- Location of North Acomita Village in New Mexico
- North Acomita Village, New Mexico Location in the United States
- Coordinates: 35°04′02″N 107°33′53″W﻿ / ﻿35.06722°N 107.56472°W
- Country: United States
- State: New Mexico
- County: Cibola

Area
- • Total: 3.87 sq mi (10.03 km^{2})
- • Land: 3.87 sq mi (10.03 km^{2})
- • Water: 0 sq mi (0.00 km^{2})
- Elevation: 6,073 ft (1,851 m)

Population (2020)
- • Total: 357
- • Density: 92.2/sq mi (35.61/km^{2})
- Time zone: UTC-7 (Mountain (MST))
- • Summer (DST): UTC-6 (MDT)
- Area code: 505
- FIPS code: 35-52300
- GNIS feature ID: 2408932

= North Acomita Village, New Mexico =

North Acomita Village is a census-designated place (CDP) in Cibola County, New Mexico, United States. As of the 2020 census, North Acomita Village had a population of 357.

Source data ::

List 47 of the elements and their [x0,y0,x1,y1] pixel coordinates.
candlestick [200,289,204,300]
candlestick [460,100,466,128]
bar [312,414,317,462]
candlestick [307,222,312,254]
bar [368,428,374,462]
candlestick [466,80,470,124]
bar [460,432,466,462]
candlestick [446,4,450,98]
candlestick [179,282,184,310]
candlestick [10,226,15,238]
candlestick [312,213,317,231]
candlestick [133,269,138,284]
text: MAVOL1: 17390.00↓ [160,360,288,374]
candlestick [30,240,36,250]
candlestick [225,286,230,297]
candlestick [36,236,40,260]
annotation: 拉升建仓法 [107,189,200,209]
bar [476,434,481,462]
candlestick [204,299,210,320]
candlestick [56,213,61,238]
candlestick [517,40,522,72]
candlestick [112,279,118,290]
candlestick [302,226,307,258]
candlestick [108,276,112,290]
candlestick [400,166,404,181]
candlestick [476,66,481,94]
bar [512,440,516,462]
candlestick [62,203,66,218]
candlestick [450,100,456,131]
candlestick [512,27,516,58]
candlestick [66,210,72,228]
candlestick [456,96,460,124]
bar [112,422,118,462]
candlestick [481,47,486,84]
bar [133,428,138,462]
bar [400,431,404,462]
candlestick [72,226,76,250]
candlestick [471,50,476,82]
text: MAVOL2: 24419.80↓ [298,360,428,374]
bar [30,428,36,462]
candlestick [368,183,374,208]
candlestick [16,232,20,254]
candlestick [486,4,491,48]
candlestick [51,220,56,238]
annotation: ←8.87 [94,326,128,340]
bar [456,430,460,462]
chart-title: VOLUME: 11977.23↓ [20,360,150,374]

About this task :: According to the text about North Acomita Village, what is its elevation?

Task solution :: 6,073 ft (1,851 m)